Task: Copy out each line of the data holding "مساحة".

Stored data:
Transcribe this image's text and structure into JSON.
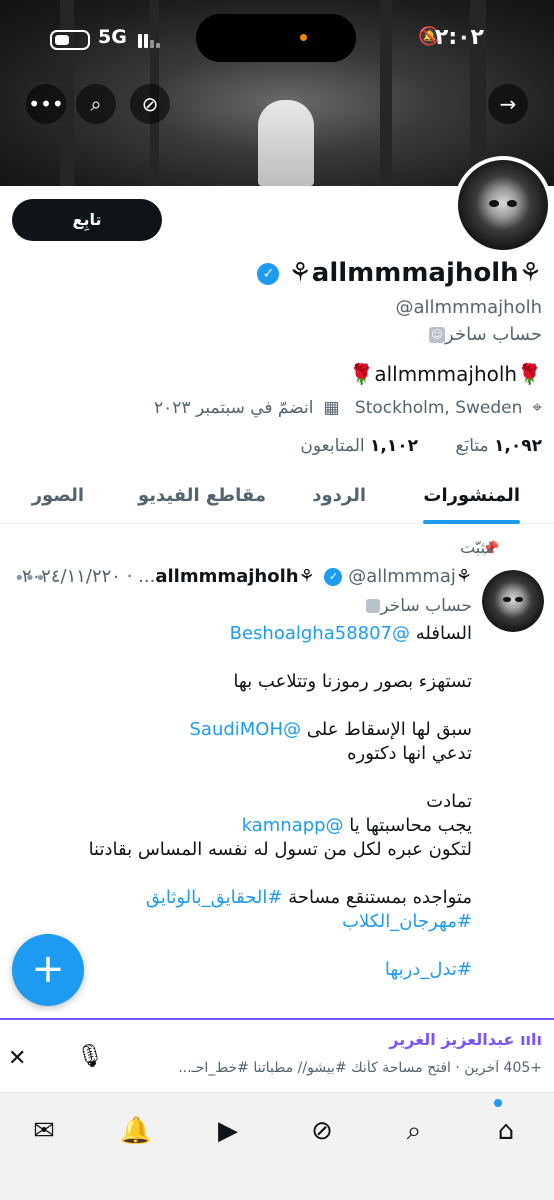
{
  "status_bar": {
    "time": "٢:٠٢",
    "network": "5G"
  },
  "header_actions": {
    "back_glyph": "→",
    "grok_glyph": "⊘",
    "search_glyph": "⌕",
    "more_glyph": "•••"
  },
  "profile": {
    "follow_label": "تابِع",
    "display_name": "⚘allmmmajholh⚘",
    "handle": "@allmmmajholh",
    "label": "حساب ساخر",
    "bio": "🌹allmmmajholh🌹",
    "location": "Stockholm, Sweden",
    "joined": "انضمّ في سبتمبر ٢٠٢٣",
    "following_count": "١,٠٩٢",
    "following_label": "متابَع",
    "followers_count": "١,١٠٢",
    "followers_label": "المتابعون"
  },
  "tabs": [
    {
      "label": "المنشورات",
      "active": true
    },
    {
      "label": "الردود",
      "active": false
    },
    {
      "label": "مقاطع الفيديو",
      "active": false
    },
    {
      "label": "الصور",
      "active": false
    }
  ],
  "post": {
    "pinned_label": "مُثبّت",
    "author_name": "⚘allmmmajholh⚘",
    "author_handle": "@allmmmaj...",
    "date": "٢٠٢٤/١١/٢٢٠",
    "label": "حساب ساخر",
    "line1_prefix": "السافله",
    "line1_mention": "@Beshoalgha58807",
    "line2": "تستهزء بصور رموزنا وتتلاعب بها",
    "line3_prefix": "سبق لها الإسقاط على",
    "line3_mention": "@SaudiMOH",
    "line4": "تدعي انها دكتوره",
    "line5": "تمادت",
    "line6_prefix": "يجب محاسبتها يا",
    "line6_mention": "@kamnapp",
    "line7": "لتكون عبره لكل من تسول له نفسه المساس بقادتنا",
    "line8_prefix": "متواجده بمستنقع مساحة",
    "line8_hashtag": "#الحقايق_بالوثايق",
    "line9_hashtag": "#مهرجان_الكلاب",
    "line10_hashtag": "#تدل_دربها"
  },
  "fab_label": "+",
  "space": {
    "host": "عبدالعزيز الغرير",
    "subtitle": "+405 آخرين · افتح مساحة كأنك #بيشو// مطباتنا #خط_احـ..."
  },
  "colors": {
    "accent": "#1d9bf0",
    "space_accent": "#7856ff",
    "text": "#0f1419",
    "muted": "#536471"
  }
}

The reply:
    "line8_prefix": "متواجده بمستنقع مساحة",
    "subtitle": "+405 آخرين · افتح مساحة كأنك #بيشو// مطباتنا #خط_احـ..."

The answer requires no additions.